> _What the exercise asks_
Copy all of the material below exactly.

> _Extracted information_
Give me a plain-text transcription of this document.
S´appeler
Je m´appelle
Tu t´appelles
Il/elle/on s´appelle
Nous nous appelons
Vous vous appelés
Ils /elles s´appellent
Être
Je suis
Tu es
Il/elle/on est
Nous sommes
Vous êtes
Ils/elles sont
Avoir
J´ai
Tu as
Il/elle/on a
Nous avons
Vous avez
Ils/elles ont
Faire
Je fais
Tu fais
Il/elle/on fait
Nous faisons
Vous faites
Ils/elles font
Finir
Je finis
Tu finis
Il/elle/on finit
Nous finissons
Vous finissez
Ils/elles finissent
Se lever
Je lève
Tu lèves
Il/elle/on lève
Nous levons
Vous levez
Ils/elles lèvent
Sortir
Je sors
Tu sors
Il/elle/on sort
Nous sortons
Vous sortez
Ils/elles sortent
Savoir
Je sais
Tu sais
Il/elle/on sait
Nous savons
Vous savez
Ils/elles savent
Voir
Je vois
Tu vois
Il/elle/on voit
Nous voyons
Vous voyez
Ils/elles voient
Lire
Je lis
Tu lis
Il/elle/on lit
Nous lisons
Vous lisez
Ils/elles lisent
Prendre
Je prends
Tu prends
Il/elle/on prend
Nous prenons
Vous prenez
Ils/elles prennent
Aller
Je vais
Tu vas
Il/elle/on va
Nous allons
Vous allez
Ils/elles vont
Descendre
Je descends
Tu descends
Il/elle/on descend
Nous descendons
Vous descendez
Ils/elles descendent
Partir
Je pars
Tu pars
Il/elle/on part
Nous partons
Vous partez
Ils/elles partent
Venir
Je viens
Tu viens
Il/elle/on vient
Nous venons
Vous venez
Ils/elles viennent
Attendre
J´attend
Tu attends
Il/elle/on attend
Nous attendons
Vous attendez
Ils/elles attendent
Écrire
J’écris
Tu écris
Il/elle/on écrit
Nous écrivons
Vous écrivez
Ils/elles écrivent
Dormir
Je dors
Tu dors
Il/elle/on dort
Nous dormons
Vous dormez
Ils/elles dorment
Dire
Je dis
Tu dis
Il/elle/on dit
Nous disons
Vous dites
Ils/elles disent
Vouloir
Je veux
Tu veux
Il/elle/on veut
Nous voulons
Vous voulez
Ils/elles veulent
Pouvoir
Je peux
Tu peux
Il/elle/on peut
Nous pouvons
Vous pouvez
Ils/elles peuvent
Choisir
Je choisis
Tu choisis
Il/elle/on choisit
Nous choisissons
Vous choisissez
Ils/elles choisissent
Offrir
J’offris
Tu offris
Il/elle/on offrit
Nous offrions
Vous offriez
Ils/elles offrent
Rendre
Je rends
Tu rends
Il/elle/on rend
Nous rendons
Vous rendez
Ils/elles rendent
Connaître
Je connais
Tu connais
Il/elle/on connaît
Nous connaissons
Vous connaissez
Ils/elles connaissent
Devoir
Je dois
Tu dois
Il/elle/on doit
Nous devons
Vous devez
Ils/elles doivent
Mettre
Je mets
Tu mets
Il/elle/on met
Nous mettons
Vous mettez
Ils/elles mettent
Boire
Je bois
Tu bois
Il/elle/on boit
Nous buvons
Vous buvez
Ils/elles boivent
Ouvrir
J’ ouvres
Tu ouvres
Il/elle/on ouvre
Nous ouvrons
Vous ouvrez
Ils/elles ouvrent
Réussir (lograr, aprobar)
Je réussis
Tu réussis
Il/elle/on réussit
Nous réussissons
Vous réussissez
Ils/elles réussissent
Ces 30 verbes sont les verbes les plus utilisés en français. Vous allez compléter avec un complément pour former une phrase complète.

> _Task answer_
Give me a plain-text transcription of this document.
S´appeler
Je m´appelle
Tu t´appelles
Il/elle/on s´appelle
Nous nous appelons
Vous vous appelés
Ils /elles s´appellent
Être
Je suis
Tu es
Il/elle/on est
Nous sommes
Vous êtes
Ils/elles sont
Avoir
J´ai
Tu as
Il/elle/on a
Nous avons
Vous avez
Ils/elles ont
Faire
Je fais
Tu fais
Il/elle/on fait
Nous faisons
Vous faites
Ils/elles font
Finir
Je finis
Tu finis
Il/elle/on finit
Nous finissons
Vous finissez
Ils/elles finissent
Se lever
Je lève
Tu lèves
Il/elle/on lève
Nous levons
Vous levez
Ils/elles lèvent
Sortir
Je sors
Tu sors
Il/elle/on sort
Nous sortons
Vous sortez
Ils/elles sortent
Savoir
Je sais
Tu sais
Il/elle/on sait
Nous savons
Vous savez
Ils/elles savent
Voir
Je vois
Tu vois
Il/elle/on voit
Nous voyons
Vous voyez
Ils/elles voient
Lire
Je lis
Tu lis
Il/elle/on lit
Nous lisons
Vous lisez
Ils/elles lisent
Prendre
Je prends
Tu prends
Il/elle/on prend
Nous prenons
Vous prenez
Ils/elles prennent
Aller
Je vais
Tu vas
Il/elle/on va
Nous allons
Vous allez
Ils/elles vont
Descendre
Je descends
Tu descends
Il/elle/on descend
Nous descendons
Vous descendez
Ils/elles descendent
Partir
Je pars
Tu pars
Il/elle/on part
Nous partons
Vous partez
Ils/elles partent
Venir
Je viens
Tu viens
Il/elle/on vient
Nous venons
Vous venez
Ils/elles viennent
Attendre
J´attend
Tu attends
Il/elle/on attend
Nous attendons
Vous attendez
Ils/elles attendent
Écrire
J’écris
Tu écris
Il/elle/on écrit
Nous écrivons
Vous écrivez
Ils/elles écrivent
Dormir
Je dors
Tu dors
Il/elle/on dort
Nous dormons
Vous dormez
Ils/elles dorment
Dire
Je dis
Tu dis
Il/elle/on dit
Nous disons
Vous dites
Ils/elles disent
Vouloir
Je veux
Tu veux
Il/elle/on veut
Nous voulons
Vous voulez
Ils/elles veulent
Pouvoir
Je peux
Tu peux
Il/elle/on peut
Nous pouvons
Vous pouvez
Ils/elles peuvent
Choisir
Je choisis
Tu choisis
Il/elle/on choisit
Nous choisissons
Vous choisissez
Ils/elles choisissent
Offrir
J’offris
Tu offris
Il/elle/on offrit
Nous offrions
Vous offriez
Ils/elles offrent
Rendre
Je rends
Tu rends
Il/elle/on rend
Nous rendons
Vous rendez
Ils/elles rendent
Connaître
Je connais
Tu connais
Il/elle/on connaît
Nous connaissons
Vous connaissez
Ils/elles connaissent
Devoir
Je dois
Tu dois
Il/elle/on doit
Nous devons
Vous devez
Ils/elles doivent
Mettre
Je mets
Tu mets
Il/elle/on met
Nous mettons
Vous mettez
Ils/elles mettent
Boire
Je bois
Tu bois
Il/elle/on boit
Nous buvons
Vous buvez
Ils/elles boivent
Ouvrir
J’ ouvres
Tu ouvres
Il/elle/on ouvre
Nous ouvrons
Vous ouvrez
Ils/elles ouvrent
Réussir (lograr, aprobar)
Je réussis
Tu réussis
Il/elle/on réussit
Nous réussissons
Vous réussissez
Ils/elles réussissent
Ces 30 verbes sont les verbes les plus utilisés en français. Vous allez compléter avec un complément pour former une phrase complète.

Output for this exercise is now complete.